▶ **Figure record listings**
□ □ □ □
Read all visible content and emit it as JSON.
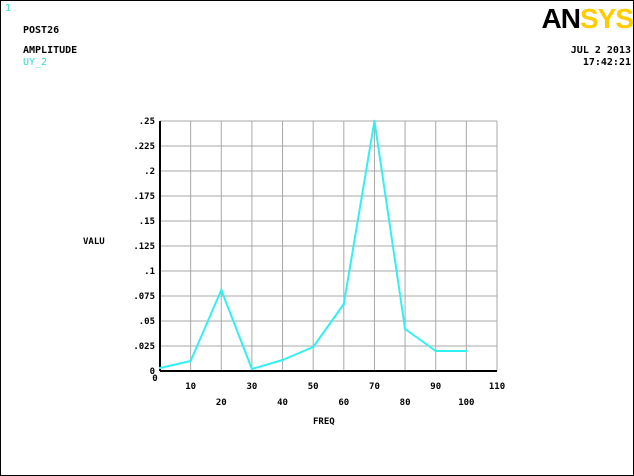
{
  "header": {
    "window_number": "1",
    "module": "POST26",
    "title": "AMPLITUDE",
    "variable": "UY_2",
    "date": "JUL  2 2013",
    "time": "17:42:21",
    "logo_part1": "AN",
    "logo_part2": "SYS"
  },
  "colors": {
    "curve": "#33f0f0",
    "grid": "#a8a8a8",
    "axis": "#000000",
    "logo_accent": "#ffcc00"
  },
  "chart_data": {
    "type": "line",
    "xlabel": "FREQ",
    "ylabel": "VALU",
    "xlim": [
      0,
      110
    ],
    "ylim": [
      0,
      0.25
    ],
    "x_ticks": [
      10,
      20,
      30,
      40,
      50,
      60,
      70,
      80,
      90,
      100,
      110
    ],
    "x_tick_labels": [
      "10",
      "20",
      "30",
      "40",
      "50",
      "60",
      "70",
      "80",
      "90",
      "100",
      "110"
    ],
    "y_ticks": [
      0,
      0.025,
      0.05,
      0.075,
      0.1,
      0.125,
      0.15,
      0.175,
      0.2,
      0.225,
      0.25
    ],
    "y_tick_labels": [
      "0",
      ".025",
      ".05",
      ".075",
      ".1",
      ".125",
      ".15",
      ".175",
      ".2",
      ".225",
      ".25"
    ],
    "x_start_label": "0",
    "grid": true,
    "series": [
      {
        "x": [
          0,
          10,
          20,
          30,
          40,
          50,
          60,
          70,
          80,
          90,
          100
        ],
        "y": [
          0.003,
          0.01,
          0.081,
          0.002,
          0.011,
          0.024,
          0.067,
          0.25,
          0.042,
          0.02,
          0.02
        ]
      }
    ]
  }
}
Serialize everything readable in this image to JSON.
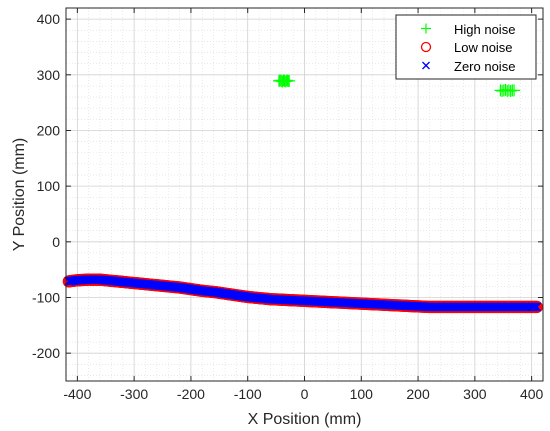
{
  "chart_data": {
    "type": "scatter",
    "title": "",
    "xlabel": "X Position (mm)",
    "ylabel": "Y Position (mm)",
    "xlim": [
      -420,
      420
    ],
    "ylim": [
      -250,
      420
    ],
    "xticks": [
      -400,
      -300,
      -200,
      -100,
      0,
      100,
      200,
      300,
      400
    ],
    "yticks": [
      -200,
      -100,
      0,
      100,
      200,
      300,
      400
    ],
    "grid": true,
    "minor_grid": true,
    "legend_position": "top-right",
    "series": [
      {
        "name": "High noise",
        "marker": "plus",
        "color": "#00ff00",
        "x": [
          -45,
          -43,
          -41,
          -39,
          -37,
          -35,
          -33,
          -31,
          -29,
          -27,
          345,
          348,
          351,
          354,
          357,
          360,
          363,
          366,
          369
        ],
        "y": [
          289,
          290,
          289,
          288,
          290,
          289,
          288,
          290,
          289,
          289,
          272,
          271,
          272,
          273,
          271,
          272,
          271,
          272,
          272
        ]
      },
      {
        "name": "Low noise",
        "marker": "circle",
        "color": "#ff0000",
        "x": [
          -415,
          -400,
          -380,
          -360,
          -340,
          -320,
          -300,
          -280,
          -260,
          -240,
          -220,
          -200,
          -180,
          -160,
          -140,
          -120,
          -100,
          -80,
          -60,
          -40,
          -20,
          0,
          20,
          40,
          60,
          80,
          100,
          120,
          140,
          160,
          180,
          200,
          220,
          240,
          260,
          280,
          300,
          320,
          340,
          360,
          380,
          400,
          410
        ],
        "y": [
          -71,
          -69,
          -68,
          -68,
          -70,
          -72,
          -74,
          -76,
          -78,
          -80,
          -82,
          -85,
          -88,
          -90,
          -93,
          -96,
          -99,
          -101,
          -103,
          -104,
          -105,
          -106,
          -107,
          -108,
          -109,
          -110,
          -111,
          -112,
          -113,
          -114,
          -115,
          -116,
          -117,
          -117,
          -117,
          -117,
          -117,
          -117,
          -117,
          -117,
          -117,
          -117,
          -117
        ]
      },
      {
        "name": "Zero noise",
        "marker": "x",
        "color": "#0000ff",
        "x": [
          -415,
          -400,
          -380,
          -360,
          -340,
          -320,
          -300,
          -280,
          -260,
          -240,
          -220,
          -200,
          -180,
          -160,
          -140,
          -120,
          -100,
          -80,
          -60,
          -40,
          -20,
          0,
          20,
          40,
          60,
          80,
          100,
          120,
          140,
          160,
          180,
          200,
          220,
          240,
          260,
          280,
          300,
          320,
          340,
          360,
          380,
          400,
          410
        ],
        "y": [
          -71,
          -69,
          -68,
          -68,
          -70,
          -72,
          -74,
          -76,
          -78,
          -80,
          -82,
          -85,
          -88,
          -90,
          -93,
          -96,
          -99,
          -101,
          -103,
          -104,
          -105,
          -106,
          -107,
          -108,
          -109,
          -110,
          -111,
          -112,
          -113,
          -114,
          -115,
          -116,
          -117,
          -117,
          -117,
          -117,
          -117,
          -117,
          -117,
          -117,
          -117,
          -117,
          -117
        ]
      }
    ]
  }
}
□ □ □ □
▶ **WHAT IS BEING ASKED**
Set down all the data again exactly as above, pictures excluded.

▶ **RESULT BELOW**
Read all visible content and emit it as JSON.
{
  "header": {
    "window_number": "1",
    "module": "POST26",
    "title": "AMPLITUDE",
    "variable": "UY_2",
    "date": "JUL  2 2013",
    "time": "17:42:21",
    "logo_part1": "AN",
    "logo_part2": "SYS"
  },
  "colors": {
    "curve": "#33f0f0",
    "grid": "#a8a8a8",
    "axis": "#000000",
    "logo_accent": "#ffcc00"
  },
  "chart_data": {
    "type": "line",
    "xlabel": "FREQ",
    "ylabel": "VALU",
    "xlim": [
      0,
      110
    ],
    "ylim": [
      0,
      0.25
    ],
    "x_ticks": [
      10,
      20,
      30,
      40,
      50,
      60,
      70,
      80,
      90,
      100,
      110
    ],
    "x_tick_labels": [
      "10",
      "20",
      "30",
      "40",
      "50",
      "60",
      "70",
      "80",
      "90",
      "100",
      "110"
    ],
    "y_ticks": [
      0,
      0.025,
      0.05,
      0.075,
      0.1,
      0.125,
      0.15,
      0.175,
      0.2,
      0.225,
      0.25
    ],
    "y_tick_labels": [
      "0",
      ".025",
      ".05",
      ".075",
      ".1",
      ".125",
      ".15",
      ".175",
      ".2",
      ".225",
      ".25"
    ],
    "x_start_label": "0",
    "grid": true,
    "series": [
      {
        "x": [
          0,
          10,
          20,
          30,
          40,
          50,
          60,
          70,
          80,
          90,
          100
        ],
        "y": [
          0.003,
          0.01,
          0.081,
          0.002,
          0.011,
          0.024,
          0.067,
          0.25,
          0.042,
          0.02,
          0.02
        ]
      }
    ]
  }
}
Serialize everything readable in this image to JSON.
{
  "chart_data": {
    "type": "scatter",
    "title": "",
    "xlabel": "X Position (mm)",
    "ylabel": "Y Position (mm)",
    "xlim": [
      -420,
      420
    ],
    "ylim": [
      -250,
      420
    ],
    "xticks": [
      -400,
      -300,
      -200,
      -100,
      0,
      100,
      200,
      300,
      400
    ],
    "yticks": [
      -200,
      -100,
      0,
      100,
      200,
      300,
      400
    ],
    "grid": true,
    "minor_grid": true,
    "legend_position": "top-right",
    "series": [
      {
        "name": "High noise",
        "marker": "plus",
        "color": "#00ff00",
        "x": [
          -45,
          -43,
          -41,
          -39,
          -37,
          -35,
          -33,
          -31,
          -29,
          -27,
          345,
          348,
          351,
          354,
          357,
          360,
          363,
          366,
          369
        ],
        "y": [
          289,
          290,
          289,
          288,
          290,
          289,
          288,
          290,
          289,
          289,
          272,
          271,
          272,
          273,
          271,
          272,
          271,
          272,
          272
        ]
      },
      {
        "name": "Low noise",
        "marker": "circle",
        "color": "#ff0000",
        "x": [
          -415,
          -400,
          -380,
          -360,
          -340,
          -320,
          -300,
          -280,
          -260,
          -240,
          -220,
          -200,
          -180,
          -160,
          -140,
          -120,
          -100,
          -80,
          -60,
          -40,
          -20,
          0,
          20,
          40,
          60,
          80,
          100,
          120,
          140,
          160,
          180,
          200,
          220,
          240,
          260,
          280,
          300,
          320,
          340,
          360,
          380,
          400,
          410
        ],
        "y": [
          -71,
          -69,
          -68,
          -68,
          -70,
          -72,
          -74,
          -76,
          -78,
          -80,
          -82,
          -85,
          -88,
          -90,
          -93,
          -96,
          -99,
          -101,
          -103,
          -104,
          -105,
          -106,
          -107,
          -108,
          -109,
          -110,
          -111,
          -112,
          -113,
          -114,
          -115,
          -116,
          -117,
          -117,
          -117,
          -117,
          -117,
          -117,
          -117,
          -117,
          -117,
          -117,
          -117
        ]
      },
      {
        "name": "Zero noise",
        "marker": "x",
        "color": "#0000ff",
        "x": [
          -415,
          -400,
          -380,
          -360,
          -340,
          -320,
          -300,
          -280,
          -260,
          -240,
          -220,
          -200,
          -180,
          -160,
          -140,
          -120,
          -100,
          -80,
          -60,
          -40,
          -20,
          0,
          20,
          40,
          60,
          80,
          100,
          120,
          140,
          160,
          180,
          200,
          220,
          240,
          260,
          280,
          300,
          320,
          340,
          360,
          380,
          400,
          410
        ],
        "y": [
          -71,
          -69,
          -68,
          -68,
          -70,
          -72,
          -74,
          -76,
          -78,
          -80,
          -82,
          -85,
          -88,
          -90,
          -93,
          -96,
          -99,
          -101,
          -103,
          -104,
          -105,
          -106,
          -107,
          -108,
          -109,
          -110,
          -111,
          -112,
          -113,
          -114,
          -115,
          -116,
          -117,
          -117,
          -117,
          -117,
          -117,
          -117,
          -117,
          -117,
          -117,
          -117,
          -117
        ]
      }
    ]
  }
}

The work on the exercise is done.